_Goal:_ Locate every line in the entries below that contains the string "eagle" and copy each of those lines.

_Provided data:_
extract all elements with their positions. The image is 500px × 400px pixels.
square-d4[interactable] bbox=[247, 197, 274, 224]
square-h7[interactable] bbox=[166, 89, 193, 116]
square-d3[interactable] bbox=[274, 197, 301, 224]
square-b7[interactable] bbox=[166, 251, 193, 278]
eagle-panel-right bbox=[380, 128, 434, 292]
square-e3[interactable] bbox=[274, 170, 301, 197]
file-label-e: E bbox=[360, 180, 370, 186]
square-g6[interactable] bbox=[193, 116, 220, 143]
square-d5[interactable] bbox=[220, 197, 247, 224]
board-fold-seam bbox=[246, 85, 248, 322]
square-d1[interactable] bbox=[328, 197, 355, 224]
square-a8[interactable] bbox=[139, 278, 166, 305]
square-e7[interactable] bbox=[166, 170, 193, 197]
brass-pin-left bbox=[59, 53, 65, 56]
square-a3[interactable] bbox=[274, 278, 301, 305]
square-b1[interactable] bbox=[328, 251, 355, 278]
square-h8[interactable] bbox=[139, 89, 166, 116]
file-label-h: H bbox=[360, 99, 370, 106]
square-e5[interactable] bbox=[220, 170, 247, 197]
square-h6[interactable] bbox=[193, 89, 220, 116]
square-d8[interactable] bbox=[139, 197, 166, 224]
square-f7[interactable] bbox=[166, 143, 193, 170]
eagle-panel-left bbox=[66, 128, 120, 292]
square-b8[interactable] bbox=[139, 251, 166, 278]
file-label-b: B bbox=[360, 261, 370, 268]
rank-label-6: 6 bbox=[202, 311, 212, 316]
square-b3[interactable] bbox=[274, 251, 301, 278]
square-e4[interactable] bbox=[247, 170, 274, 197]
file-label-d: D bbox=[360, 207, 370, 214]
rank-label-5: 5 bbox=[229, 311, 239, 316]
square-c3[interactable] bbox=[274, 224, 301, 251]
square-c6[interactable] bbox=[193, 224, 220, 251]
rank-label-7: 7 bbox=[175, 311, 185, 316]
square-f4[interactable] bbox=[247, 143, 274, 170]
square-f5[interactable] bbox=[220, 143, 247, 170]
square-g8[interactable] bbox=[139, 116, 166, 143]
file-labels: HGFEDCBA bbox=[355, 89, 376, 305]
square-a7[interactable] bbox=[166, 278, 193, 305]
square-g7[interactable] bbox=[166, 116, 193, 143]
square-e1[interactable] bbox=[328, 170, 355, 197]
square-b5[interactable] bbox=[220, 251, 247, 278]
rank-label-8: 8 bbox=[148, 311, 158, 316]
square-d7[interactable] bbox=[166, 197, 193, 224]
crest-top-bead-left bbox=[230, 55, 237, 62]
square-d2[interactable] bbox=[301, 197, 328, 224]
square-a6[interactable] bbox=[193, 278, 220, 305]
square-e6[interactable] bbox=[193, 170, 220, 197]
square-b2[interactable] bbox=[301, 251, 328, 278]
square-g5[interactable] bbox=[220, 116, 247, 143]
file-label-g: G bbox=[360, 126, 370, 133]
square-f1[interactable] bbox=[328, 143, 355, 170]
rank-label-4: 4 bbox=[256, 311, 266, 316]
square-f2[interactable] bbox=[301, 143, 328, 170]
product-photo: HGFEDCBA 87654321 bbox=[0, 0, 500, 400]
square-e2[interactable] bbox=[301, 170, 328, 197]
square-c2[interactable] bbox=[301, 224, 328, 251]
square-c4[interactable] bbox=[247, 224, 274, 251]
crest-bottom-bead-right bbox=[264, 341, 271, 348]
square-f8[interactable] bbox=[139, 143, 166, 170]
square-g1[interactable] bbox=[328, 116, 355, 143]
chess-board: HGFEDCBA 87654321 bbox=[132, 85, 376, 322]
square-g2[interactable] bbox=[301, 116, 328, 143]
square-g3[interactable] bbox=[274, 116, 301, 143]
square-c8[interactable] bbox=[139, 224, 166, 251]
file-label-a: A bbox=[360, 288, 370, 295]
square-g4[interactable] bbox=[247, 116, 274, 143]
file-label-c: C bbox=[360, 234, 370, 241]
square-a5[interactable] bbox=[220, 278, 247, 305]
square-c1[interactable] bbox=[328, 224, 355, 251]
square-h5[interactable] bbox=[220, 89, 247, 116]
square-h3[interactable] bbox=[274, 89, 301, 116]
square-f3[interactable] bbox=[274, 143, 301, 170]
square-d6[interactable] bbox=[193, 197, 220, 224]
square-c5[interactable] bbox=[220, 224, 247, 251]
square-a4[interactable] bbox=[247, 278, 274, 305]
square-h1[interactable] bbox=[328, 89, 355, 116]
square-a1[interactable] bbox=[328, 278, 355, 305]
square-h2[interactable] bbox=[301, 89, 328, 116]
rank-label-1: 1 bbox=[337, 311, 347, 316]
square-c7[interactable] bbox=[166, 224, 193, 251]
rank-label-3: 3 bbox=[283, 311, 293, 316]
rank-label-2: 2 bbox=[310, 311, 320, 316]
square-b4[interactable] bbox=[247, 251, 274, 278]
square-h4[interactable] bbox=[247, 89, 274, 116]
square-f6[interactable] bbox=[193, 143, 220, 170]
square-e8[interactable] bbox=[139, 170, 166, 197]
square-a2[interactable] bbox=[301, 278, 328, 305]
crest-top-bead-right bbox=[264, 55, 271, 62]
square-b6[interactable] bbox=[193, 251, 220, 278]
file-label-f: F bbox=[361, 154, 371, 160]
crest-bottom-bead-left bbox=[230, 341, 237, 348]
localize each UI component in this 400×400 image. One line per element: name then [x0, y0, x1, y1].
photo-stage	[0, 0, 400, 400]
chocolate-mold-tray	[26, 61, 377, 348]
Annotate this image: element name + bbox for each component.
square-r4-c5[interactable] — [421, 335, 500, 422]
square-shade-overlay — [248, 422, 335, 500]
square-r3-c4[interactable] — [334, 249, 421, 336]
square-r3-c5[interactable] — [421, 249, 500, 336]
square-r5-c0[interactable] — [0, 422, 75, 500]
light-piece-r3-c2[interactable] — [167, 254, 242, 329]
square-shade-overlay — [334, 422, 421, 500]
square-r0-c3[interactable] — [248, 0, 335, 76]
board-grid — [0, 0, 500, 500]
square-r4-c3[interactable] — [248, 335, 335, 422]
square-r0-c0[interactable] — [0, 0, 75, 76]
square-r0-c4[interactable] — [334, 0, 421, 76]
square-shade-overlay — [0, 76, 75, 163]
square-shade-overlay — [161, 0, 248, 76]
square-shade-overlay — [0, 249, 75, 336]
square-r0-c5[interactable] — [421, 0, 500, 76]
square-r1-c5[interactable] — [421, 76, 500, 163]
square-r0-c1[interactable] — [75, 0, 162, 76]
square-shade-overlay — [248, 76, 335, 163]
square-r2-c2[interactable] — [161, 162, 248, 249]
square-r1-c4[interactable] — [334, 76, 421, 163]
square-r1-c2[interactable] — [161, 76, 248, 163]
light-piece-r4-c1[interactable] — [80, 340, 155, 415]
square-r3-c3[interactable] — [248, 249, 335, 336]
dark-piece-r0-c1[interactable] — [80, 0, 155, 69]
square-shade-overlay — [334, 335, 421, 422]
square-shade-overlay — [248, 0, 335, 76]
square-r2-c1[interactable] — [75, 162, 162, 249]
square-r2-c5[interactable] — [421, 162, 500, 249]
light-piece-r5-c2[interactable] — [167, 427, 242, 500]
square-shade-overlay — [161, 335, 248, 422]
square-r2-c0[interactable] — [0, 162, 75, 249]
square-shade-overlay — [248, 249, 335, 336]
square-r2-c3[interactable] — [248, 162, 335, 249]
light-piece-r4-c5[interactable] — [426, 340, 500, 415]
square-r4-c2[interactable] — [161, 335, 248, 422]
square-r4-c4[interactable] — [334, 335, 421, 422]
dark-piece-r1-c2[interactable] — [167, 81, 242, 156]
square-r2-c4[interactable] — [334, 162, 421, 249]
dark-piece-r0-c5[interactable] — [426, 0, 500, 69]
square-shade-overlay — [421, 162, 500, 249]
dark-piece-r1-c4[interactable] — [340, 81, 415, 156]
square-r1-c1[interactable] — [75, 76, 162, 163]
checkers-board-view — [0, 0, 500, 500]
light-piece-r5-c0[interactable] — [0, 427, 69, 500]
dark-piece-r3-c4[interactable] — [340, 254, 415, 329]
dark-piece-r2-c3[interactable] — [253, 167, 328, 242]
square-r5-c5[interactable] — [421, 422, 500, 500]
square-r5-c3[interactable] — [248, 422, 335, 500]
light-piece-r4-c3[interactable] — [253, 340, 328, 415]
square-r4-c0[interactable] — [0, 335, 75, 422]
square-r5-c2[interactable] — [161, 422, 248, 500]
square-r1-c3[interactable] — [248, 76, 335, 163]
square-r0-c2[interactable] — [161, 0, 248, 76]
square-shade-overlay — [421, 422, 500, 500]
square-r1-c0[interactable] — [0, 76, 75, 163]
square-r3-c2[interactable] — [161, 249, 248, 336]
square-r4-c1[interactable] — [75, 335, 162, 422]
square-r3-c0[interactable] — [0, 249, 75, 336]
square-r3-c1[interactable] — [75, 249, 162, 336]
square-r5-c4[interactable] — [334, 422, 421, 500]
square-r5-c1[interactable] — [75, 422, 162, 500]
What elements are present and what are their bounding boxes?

--

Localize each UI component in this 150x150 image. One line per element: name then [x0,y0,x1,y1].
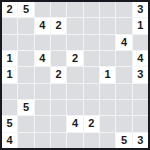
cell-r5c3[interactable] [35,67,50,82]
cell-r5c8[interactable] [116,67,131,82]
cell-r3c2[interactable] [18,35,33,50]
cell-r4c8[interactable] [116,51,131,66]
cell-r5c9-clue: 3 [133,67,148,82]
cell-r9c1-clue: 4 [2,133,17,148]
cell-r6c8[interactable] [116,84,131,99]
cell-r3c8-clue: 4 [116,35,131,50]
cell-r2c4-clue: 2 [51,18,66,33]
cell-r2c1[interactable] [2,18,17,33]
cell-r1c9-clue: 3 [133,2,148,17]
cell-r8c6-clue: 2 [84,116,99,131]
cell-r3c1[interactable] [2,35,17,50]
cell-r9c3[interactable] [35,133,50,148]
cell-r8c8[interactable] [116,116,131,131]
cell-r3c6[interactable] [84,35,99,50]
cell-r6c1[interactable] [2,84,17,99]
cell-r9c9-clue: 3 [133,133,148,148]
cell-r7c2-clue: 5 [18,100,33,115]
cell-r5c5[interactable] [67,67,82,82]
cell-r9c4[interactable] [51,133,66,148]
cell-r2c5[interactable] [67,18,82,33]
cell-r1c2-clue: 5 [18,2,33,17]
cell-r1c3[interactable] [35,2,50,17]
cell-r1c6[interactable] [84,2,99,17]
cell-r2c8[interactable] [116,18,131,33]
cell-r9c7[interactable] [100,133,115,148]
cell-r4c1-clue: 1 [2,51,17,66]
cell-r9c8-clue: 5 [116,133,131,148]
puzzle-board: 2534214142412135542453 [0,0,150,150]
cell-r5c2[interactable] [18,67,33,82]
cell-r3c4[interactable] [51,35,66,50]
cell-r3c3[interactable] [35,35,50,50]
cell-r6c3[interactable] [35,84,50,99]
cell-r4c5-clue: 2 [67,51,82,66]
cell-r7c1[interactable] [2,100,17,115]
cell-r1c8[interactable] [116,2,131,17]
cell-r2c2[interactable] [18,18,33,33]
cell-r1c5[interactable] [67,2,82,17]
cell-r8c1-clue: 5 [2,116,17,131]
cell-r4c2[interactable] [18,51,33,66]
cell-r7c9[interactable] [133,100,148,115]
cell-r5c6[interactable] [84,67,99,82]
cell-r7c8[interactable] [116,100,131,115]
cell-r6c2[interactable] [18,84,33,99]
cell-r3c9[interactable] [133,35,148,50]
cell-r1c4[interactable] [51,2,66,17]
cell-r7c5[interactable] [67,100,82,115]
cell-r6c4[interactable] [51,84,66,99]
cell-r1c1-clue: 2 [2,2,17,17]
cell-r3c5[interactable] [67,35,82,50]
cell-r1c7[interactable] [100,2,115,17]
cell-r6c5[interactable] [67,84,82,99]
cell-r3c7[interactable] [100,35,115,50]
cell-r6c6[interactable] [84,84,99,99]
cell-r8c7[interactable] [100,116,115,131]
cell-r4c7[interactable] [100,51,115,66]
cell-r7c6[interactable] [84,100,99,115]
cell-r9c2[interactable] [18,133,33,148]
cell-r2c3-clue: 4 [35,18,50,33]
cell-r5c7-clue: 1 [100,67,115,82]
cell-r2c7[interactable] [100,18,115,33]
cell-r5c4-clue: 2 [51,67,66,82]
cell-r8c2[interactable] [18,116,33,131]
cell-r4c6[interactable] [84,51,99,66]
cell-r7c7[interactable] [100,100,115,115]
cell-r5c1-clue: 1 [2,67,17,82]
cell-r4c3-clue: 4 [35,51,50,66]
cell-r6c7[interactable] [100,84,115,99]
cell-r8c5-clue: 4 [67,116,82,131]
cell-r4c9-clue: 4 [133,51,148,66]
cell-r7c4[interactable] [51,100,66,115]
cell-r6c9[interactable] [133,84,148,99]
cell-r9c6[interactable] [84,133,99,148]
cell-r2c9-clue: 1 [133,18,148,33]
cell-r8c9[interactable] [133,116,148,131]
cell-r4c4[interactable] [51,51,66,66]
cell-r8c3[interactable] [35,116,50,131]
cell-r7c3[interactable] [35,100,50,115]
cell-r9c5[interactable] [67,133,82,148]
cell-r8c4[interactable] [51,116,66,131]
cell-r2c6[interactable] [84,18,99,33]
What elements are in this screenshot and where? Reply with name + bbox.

...

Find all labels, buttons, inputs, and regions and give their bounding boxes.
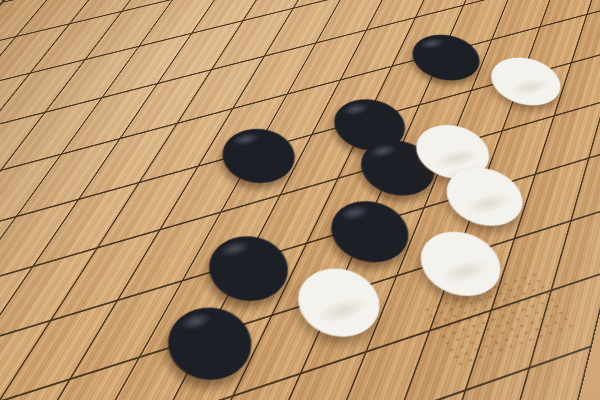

_Response to this task:_
eagle-panel-right bbox=[380, 128, 434, 292]
eagle-panel-left bbox=[66, 128, 120, 292]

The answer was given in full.